>>>>

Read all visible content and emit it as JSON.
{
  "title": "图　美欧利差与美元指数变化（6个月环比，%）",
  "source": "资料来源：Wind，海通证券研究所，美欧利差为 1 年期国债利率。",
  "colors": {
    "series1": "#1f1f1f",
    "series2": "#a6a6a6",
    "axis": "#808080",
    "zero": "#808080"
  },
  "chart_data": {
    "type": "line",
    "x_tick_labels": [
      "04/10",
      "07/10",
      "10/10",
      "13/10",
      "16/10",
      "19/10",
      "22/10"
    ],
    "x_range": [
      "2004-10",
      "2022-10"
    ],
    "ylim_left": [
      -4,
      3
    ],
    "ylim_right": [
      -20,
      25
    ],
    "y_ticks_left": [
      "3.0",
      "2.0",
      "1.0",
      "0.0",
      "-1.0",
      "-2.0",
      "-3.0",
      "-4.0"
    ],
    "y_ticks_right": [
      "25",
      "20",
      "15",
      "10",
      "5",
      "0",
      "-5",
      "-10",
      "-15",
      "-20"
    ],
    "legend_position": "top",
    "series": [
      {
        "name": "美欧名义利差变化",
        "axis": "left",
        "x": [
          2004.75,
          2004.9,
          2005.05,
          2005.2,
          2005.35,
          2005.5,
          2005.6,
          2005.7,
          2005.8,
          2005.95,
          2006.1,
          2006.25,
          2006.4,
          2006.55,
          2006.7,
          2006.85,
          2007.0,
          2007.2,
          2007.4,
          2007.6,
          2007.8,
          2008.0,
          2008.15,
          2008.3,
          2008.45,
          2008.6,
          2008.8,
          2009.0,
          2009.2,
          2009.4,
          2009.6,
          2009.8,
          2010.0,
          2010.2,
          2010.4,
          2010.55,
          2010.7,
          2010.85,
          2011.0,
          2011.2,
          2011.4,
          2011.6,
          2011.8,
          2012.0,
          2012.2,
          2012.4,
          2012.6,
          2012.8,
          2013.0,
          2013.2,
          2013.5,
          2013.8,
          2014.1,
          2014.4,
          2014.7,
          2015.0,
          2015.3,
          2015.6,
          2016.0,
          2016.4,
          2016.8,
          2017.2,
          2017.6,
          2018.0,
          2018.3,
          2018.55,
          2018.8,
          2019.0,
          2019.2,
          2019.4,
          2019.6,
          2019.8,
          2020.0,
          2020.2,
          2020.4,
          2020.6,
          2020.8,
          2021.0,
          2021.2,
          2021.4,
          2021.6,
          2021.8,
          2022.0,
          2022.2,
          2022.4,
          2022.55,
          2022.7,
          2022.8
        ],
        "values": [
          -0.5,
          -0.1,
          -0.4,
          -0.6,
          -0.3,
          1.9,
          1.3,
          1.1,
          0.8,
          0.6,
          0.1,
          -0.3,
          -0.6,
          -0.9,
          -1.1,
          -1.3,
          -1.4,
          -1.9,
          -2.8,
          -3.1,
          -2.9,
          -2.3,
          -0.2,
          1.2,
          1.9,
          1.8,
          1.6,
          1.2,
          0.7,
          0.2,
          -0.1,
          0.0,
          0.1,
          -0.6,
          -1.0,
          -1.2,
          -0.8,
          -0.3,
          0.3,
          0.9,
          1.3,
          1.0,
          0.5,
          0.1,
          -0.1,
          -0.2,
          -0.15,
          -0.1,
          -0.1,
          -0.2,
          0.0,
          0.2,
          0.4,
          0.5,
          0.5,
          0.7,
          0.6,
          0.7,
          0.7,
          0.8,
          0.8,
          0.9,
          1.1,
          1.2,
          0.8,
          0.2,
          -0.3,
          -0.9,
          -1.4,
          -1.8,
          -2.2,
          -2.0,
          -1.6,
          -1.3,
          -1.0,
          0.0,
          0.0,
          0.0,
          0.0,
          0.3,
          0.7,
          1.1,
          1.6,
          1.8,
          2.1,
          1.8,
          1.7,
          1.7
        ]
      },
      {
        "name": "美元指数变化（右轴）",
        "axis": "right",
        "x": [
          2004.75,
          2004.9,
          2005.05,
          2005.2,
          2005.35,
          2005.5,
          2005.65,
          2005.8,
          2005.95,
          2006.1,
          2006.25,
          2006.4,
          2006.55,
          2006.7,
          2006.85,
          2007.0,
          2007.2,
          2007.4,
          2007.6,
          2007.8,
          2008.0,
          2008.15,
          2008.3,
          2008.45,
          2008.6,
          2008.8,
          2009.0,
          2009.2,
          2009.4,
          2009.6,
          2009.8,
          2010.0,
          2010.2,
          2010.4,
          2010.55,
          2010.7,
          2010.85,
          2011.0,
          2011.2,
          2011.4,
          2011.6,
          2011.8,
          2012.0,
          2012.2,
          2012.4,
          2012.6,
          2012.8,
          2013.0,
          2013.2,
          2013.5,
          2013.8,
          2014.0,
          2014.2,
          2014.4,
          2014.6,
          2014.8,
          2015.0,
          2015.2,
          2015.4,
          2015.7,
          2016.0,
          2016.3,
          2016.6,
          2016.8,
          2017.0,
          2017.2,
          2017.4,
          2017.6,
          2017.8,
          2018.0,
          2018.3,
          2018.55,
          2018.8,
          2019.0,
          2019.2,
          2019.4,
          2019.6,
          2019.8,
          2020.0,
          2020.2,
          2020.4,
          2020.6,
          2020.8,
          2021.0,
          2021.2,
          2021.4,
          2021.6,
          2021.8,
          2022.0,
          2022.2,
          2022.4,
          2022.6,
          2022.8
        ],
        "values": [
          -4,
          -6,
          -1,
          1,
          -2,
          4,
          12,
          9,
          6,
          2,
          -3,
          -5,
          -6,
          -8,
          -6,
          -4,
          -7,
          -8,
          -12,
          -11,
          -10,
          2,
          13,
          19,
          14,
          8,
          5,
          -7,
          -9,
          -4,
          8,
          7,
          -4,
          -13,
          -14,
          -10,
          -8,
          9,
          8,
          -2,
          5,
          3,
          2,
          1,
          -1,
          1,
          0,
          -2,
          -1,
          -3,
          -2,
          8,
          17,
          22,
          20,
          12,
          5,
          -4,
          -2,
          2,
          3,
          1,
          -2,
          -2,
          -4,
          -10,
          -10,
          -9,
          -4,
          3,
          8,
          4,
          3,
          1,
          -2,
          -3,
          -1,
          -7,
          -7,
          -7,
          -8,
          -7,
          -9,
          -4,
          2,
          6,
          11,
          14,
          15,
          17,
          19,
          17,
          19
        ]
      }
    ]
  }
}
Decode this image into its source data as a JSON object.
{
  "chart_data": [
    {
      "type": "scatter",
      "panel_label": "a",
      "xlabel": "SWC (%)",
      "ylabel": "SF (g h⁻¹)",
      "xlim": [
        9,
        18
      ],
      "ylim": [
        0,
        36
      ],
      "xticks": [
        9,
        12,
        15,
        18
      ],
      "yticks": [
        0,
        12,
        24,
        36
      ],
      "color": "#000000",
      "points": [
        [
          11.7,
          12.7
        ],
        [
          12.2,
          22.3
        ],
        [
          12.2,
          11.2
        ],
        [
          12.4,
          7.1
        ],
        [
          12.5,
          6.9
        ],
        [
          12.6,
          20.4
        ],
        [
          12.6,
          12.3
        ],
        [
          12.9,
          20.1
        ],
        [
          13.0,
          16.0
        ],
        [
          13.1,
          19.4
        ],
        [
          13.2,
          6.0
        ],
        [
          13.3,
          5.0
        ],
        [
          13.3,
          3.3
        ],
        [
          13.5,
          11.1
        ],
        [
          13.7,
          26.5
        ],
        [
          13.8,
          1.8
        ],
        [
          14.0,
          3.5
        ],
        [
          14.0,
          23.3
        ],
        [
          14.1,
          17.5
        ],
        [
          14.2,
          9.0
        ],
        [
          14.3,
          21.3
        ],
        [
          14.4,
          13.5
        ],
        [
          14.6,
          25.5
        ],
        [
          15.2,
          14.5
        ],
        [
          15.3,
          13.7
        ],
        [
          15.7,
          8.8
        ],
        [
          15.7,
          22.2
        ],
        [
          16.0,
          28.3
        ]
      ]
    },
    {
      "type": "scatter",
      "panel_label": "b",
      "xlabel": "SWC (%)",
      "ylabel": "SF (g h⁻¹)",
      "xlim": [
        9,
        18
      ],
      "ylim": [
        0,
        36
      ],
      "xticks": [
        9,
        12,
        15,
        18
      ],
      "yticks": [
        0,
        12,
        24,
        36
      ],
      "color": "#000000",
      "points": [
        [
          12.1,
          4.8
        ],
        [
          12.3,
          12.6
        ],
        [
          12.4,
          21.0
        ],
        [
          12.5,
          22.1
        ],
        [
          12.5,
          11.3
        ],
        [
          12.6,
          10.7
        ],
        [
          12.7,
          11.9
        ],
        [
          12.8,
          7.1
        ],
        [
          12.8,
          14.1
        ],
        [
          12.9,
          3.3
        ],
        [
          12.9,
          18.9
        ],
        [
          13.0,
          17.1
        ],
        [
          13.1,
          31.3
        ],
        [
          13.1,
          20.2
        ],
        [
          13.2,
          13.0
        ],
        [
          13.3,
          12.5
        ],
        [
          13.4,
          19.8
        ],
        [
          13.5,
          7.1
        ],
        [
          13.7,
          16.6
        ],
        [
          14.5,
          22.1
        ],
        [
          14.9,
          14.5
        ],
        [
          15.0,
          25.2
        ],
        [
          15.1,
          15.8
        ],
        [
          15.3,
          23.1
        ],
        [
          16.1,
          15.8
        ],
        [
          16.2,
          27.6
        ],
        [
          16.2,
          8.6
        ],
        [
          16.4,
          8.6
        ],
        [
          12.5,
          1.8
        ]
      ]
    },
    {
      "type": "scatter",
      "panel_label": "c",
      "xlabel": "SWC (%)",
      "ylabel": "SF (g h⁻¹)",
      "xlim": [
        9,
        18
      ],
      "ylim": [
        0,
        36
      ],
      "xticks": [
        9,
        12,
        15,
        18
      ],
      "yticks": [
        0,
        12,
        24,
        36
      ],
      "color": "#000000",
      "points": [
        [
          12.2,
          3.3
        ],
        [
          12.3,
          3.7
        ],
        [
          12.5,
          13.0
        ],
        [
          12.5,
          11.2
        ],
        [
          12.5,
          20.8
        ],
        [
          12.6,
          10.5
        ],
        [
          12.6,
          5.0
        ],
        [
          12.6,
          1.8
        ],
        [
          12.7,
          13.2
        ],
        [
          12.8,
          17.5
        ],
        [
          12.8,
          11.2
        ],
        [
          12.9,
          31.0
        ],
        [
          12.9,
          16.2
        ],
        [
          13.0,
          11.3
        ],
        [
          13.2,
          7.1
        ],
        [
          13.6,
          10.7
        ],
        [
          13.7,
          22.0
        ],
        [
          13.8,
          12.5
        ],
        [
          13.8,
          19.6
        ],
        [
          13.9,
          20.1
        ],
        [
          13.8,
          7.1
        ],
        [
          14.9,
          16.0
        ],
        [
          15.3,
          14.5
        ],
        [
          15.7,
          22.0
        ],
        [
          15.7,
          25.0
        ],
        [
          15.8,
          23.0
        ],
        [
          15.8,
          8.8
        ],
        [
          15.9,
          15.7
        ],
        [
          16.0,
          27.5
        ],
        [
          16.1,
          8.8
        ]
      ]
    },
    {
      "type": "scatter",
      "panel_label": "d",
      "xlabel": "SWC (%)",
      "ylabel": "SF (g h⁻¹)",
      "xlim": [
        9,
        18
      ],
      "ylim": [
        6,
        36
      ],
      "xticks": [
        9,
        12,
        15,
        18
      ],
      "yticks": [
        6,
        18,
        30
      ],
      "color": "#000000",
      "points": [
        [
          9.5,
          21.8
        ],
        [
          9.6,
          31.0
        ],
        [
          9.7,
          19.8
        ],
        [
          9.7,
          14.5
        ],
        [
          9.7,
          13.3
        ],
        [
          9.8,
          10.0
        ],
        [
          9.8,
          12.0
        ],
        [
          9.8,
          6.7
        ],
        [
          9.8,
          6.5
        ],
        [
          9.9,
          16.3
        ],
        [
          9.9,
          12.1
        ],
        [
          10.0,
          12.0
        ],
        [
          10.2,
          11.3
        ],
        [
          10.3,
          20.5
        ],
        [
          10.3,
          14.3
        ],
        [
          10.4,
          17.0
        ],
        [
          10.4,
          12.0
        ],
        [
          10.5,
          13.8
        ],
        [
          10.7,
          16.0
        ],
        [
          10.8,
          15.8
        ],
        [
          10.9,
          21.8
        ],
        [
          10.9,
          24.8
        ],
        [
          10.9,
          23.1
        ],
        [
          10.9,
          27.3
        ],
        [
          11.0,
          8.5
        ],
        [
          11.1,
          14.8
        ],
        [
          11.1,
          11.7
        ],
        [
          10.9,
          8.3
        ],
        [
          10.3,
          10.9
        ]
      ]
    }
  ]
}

<<<<

### Goal
Find the word "JSON" in the data and copy out each line where it turns up.

### Answer below
Read all visible content and emit it as JSON.
Decode this image into its source data as a JSON object.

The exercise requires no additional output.